START Data for this task

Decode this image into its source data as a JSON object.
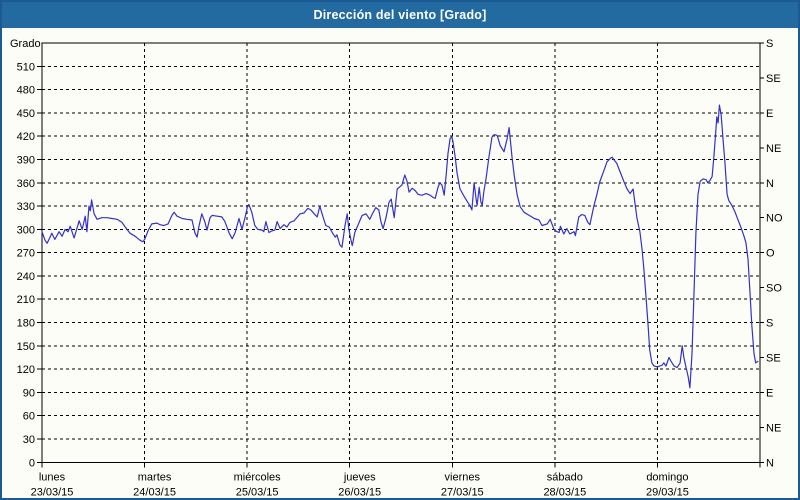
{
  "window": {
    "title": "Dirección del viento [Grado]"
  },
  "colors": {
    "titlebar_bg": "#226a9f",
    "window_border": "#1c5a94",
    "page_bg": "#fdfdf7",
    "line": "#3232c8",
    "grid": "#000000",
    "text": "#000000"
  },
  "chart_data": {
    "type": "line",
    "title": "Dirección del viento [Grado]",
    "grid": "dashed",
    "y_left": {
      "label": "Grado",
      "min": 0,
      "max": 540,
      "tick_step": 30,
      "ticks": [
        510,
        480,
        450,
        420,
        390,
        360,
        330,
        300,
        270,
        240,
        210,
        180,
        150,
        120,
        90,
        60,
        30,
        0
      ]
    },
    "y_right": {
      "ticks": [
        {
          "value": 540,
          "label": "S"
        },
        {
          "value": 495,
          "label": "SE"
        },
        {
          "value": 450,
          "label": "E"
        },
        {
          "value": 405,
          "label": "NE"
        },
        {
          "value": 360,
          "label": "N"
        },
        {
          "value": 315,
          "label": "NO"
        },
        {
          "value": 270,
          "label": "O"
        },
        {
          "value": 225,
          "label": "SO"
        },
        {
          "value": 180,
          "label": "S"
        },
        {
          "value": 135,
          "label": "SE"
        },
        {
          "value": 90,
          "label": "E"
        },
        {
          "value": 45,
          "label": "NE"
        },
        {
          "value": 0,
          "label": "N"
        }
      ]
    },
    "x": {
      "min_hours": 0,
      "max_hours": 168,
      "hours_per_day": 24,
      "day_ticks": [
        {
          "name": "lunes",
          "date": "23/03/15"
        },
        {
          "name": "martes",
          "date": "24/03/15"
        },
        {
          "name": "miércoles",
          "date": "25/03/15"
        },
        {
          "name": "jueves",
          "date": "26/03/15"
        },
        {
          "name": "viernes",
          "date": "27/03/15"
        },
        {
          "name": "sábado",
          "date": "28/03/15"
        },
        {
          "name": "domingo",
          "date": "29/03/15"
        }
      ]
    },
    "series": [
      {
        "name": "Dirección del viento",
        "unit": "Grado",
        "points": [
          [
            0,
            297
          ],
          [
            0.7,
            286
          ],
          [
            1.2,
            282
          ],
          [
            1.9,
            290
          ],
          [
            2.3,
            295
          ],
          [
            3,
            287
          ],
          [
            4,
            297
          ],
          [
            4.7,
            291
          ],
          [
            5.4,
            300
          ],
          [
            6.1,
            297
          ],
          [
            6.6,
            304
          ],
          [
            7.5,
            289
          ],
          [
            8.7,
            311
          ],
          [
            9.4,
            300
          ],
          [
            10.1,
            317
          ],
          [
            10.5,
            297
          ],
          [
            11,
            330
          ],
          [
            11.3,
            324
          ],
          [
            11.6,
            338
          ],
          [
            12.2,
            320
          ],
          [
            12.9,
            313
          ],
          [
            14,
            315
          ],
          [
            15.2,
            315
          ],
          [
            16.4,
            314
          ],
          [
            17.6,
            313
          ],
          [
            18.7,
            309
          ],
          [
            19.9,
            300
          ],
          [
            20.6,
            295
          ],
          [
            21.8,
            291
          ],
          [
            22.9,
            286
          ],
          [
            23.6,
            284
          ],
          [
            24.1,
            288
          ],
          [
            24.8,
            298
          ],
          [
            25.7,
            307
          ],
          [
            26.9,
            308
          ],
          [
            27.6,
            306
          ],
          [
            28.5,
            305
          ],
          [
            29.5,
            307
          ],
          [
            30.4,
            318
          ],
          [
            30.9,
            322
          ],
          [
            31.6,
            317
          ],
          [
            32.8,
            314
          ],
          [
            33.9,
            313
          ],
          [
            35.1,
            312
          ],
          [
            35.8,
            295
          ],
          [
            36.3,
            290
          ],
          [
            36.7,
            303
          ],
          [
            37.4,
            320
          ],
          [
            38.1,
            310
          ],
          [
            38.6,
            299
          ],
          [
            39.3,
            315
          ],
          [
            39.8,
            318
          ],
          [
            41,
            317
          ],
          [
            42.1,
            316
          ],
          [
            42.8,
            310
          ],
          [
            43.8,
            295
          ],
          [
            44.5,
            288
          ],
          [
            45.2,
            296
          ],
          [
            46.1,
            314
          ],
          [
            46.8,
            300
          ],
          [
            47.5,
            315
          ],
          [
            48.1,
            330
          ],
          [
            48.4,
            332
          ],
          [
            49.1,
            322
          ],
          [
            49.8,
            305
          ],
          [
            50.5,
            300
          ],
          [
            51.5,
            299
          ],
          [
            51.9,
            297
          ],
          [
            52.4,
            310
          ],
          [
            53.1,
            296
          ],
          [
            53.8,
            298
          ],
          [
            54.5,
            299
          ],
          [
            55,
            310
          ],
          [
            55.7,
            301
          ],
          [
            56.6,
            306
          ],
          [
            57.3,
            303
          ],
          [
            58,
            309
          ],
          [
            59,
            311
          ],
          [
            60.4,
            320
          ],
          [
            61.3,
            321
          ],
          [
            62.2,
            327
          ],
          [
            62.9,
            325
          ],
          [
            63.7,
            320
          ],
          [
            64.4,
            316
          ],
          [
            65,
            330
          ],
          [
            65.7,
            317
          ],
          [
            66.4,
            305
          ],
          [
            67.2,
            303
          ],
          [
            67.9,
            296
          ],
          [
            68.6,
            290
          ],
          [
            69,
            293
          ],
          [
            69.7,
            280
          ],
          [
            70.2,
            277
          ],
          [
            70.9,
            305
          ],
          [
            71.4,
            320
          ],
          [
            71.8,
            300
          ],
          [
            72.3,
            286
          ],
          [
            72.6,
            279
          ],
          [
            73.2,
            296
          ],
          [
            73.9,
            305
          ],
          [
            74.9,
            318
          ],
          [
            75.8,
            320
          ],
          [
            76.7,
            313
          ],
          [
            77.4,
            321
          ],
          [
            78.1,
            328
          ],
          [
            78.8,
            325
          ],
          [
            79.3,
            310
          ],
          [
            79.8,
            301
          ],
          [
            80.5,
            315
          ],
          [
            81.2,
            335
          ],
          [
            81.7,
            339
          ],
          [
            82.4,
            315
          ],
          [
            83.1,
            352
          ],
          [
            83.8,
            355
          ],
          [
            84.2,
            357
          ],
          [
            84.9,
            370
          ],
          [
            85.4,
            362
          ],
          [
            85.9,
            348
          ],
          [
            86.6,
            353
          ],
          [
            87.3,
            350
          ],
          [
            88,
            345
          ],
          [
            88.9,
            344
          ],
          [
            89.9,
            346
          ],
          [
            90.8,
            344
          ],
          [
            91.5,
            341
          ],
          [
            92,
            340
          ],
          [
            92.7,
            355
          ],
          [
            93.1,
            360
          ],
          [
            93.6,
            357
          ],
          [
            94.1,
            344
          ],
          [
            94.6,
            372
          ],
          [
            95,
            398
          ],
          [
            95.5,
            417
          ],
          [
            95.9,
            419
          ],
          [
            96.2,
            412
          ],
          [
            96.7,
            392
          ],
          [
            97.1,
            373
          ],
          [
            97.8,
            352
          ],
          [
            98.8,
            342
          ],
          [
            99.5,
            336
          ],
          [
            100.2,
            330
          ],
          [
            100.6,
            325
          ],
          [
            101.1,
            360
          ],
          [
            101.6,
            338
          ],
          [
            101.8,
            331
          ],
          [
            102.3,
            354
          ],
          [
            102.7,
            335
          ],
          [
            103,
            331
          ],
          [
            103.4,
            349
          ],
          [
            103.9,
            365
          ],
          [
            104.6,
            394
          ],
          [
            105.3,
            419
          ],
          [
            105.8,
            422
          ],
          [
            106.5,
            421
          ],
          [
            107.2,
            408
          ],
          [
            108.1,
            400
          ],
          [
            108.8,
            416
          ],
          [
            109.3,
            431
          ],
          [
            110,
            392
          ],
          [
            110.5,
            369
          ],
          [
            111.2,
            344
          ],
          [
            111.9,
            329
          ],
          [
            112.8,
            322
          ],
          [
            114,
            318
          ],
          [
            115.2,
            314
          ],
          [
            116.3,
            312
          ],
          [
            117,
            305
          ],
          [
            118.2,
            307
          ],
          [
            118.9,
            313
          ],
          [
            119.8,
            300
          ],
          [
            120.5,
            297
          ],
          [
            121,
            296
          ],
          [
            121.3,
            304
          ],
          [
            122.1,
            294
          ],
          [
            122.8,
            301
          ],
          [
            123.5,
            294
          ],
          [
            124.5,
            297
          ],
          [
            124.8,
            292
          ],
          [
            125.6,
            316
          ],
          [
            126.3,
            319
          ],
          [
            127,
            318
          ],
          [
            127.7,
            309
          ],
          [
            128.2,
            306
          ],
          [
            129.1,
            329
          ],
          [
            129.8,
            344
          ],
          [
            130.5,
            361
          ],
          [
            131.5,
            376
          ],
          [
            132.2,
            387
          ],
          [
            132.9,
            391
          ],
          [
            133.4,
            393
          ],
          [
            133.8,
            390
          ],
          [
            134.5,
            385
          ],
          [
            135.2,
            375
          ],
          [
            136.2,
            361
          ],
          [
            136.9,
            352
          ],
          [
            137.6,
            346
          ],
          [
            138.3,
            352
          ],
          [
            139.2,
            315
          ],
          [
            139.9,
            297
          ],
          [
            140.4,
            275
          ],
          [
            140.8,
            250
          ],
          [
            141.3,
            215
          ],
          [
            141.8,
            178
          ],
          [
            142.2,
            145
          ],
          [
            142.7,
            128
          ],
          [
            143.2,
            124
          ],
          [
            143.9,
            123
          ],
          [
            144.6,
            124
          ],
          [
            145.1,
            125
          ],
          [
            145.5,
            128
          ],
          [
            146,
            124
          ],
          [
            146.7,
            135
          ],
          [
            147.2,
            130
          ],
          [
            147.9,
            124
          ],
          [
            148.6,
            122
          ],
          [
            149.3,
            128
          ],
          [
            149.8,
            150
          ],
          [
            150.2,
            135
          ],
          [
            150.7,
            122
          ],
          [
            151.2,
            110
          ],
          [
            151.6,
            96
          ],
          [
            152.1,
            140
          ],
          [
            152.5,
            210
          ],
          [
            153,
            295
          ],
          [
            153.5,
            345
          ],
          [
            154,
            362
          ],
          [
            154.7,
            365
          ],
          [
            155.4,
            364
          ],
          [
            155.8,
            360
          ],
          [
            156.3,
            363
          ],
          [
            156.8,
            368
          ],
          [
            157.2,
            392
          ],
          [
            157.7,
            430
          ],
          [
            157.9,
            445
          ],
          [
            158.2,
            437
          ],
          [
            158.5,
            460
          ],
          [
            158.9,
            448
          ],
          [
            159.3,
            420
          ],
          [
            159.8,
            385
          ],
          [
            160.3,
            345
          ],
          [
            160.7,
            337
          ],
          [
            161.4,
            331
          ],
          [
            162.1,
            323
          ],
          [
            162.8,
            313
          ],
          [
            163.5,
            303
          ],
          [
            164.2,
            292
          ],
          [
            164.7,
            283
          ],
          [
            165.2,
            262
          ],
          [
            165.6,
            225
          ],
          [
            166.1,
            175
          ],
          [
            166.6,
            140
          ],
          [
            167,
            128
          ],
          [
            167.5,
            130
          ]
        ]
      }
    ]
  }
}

END Data for this task

Task objective: State how many lines of the listing include "name", and nothing more.

Answer to this exercise: 8